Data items
↓↓↓
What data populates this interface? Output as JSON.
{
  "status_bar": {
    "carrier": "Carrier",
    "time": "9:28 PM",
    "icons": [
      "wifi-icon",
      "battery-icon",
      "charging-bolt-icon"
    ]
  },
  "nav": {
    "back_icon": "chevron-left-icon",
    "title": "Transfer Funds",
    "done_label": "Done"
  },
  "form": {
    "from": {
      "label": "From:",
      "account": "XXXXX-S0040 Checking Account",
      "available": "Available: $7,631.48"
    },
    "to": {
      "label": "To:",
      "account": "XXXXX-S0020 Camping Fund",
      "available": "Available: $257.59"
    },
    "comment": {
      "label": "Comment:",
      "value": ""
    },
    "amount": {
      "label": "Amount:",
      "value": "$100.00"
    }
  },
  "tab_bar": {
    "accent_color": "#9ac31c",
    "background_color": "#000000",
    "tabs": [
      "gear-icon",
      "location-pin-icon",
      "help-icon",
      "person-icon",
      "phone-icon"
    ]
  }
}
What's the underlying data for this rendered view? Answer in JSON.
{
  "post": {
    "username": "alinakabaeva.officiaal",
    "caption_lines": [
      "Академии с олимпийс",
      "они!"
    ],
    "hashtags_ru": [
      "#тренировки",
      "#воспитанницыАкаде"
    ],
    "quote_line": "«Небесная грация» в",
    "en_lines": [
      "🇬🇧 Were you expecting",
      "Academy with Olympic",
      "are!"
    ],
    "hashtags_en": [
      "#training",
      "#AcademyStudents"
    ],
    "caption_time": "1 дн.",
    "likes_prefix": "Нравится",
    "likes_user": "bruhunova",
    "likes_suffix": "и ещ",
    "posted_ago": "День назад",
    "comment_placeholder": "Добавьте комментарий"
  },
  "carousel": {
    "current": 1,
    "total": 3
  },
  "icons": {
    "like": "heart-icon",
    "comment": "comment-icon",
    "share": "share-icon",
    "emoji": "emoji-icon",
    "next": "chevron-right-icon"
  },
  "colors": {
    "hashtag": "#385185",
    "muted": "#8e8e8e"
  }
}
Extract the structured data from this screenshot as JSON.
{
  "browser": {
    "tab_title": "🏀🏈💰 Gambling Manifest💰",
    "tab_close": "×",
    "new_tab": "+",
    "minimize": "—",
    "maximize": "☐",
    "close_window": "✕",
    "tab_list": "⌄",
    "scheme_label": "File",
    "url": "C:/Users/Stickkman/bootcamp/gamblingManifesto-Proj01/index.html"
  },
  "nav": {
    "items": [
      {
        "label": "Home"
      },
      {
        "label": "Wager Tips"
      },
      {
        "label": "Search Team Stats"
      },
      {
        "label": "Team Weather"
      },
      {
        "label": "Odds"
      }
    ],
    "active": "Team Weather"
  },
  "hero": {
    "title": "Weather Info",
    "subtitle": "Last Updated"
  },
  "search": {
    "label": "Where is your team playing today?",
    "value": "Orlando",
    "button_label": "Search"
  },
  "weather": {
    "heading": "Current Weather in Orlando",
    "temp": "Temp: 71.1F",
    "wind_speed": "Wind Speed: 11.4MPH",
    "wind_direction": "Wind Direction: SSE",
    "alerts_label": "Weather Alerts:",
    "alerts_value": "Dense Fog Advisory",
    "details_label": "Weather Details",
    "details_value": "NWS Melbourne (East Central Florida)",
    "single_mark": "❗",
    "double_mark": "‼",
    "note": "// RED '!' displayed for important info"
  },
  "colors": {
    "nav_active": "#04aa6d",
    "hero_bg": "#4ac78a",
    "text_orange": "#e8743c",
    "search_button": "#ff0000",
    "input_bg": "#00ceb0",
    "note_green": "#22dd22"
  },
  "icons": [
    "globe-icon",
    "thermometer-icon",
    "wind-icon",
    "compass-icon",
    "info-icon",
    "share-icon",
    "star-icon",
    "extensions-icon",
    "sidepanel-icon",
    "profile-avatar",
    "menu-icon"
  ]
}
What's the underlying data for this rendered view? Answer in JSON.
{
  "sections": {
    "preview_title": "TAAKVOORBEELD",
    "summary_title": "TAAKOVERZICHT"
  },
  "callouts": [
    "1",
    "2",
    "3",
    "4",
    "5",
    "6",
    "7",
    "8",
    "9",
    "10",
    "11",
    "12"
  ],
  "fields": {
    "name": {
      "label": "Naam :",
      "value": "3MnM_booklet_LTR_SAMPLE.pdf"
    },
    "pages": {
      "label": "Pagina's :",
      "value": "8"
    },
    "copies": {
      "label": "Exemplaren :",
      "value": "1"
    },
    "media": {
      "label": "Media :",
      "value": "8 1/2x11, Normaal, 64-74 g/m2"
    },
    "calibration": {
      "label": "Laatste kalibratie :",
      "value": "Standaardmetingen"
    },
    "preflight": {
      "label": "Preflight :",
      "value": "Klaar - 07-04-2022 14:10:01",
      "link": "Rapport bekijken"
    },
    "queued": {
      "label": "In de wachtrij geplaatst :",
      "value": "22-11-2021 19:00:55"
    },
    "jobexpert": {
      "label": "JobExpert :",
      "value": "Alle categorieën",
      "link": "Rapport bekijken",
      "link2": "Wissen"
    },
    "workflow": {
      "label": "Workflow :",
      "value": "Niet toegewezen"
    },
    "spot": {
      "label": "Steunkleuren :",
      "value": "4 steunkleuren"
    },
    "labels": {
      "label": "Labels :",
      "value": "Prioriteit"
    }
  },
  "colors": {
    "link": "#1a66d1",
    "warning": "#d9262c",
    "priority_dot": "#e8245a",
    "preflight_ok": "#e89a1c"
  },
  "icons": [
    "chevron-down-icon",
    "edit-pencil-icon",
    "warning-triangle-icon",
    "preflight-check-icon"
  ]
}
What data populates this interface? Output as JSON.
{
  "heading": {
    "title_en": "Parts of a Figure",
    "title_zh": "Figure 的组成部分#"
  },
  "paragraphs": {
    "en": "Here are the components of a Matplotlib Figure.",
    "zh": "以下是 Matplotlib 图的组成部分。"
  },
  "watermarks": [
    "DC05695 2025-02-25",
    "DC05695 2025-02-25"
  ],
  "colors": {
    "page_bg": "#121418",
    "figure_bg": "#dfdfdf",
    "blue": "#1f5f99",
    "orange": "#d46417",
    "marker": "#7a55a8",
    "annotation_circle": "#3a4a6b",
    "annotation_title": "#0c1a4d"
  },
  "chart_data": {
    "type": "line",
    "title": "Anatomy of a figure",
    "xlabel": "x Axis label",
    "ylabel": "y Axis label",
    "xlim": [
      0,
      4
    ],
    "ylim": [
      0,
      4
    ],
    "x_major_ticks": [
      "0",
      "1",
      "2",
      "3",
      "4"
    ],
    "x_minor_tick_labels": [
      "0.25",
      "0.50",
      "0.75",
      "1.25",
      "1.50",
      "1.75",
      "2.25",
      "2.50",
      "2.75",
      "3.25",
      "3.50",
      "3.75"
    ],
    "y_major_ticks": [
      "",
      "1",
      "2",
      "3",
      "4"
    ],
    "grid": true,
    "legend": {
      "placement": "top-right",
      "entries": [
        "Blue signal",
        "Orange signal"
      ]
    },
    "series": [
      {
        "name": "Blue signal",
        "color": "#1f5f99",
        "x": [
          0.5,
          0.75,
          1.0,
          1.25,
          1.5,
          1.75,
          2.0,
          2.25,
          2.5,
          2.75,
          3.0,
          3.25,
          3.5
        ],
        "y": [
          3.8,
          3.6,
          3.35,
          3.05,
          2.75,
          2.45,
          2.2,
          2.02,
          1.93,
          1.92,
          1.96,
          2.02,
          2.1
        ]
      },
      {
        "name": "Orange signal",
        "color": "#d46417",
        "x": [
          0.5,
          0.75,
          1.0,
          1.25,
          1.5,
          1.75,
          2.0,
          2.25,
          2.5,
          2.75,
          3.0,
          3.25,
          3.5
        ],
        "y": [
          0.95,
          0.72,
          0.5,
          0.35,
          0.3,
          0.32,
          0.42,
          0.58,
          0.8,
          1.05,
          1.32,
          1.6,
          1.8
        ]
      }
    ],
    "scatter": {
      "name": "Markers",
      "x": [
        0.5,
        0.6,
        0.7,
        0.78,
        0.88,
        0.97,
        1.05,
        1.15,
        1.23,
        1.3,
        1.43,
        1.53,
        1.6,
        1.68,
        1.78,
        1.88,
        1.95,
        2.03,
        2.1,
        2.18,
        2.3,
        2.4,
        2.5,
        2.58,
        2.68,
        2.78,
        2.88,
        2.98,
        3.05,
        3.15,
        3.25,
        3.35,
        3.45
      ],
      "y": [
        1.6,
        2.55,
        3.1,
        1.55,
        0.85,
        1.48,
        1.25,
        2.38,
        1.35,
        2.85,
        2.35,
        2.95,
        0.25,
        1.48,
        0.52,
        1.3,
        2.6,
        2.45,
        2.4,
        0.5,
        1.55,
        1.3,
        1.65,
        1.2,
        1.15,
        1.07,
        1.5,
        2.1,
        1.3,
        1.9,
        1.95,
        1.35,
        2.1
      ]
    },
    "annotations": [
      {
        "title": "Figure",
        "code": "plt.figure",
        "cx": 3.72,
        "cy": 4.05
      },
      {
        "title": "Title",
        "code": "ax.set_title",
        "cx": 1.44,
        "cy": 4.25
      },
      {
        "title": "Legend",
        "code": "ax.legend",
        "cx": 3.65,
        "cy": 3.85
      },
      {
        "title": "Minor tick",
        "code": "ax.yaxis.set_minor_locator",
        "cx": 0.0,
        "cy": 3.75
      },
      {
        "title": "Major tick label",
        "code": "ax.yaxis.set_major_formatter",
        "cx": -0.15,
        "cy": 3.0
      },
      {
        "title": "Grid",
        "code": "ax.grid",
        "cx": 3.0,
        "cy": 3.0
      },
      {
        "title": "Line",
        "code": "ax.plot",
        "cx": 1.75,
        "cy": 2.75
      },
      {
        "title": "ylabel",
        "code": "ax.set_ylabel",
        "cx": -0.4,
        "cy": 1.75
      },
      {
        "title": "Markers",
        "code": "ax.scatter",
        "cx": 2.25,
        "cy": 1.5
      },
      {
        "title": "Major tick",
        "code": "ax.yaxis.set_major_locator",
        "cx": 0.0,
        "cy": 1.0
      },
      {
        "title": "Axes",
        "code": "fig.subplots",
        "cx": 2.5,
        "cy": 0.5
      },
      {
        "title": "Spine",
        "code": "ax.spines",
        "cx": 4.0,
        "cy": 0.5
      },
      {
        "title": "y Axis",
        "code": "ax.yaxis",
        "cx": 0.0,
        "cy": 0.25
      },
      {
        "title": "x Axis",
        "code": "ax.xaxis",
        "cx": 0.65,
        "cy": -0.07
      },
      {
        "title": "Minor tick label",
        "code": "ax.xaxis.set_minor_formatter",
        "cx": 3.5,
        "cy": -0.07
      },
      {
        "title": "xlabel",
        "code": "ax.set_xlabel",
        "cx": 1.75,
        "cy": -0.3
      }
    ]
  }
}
↑↑↑
# Task description
Check each line of the records for "warning" and copy the ones that contain it.

# Exercise output
    "warning": "#d9262c",
    "warning-triangle-icon",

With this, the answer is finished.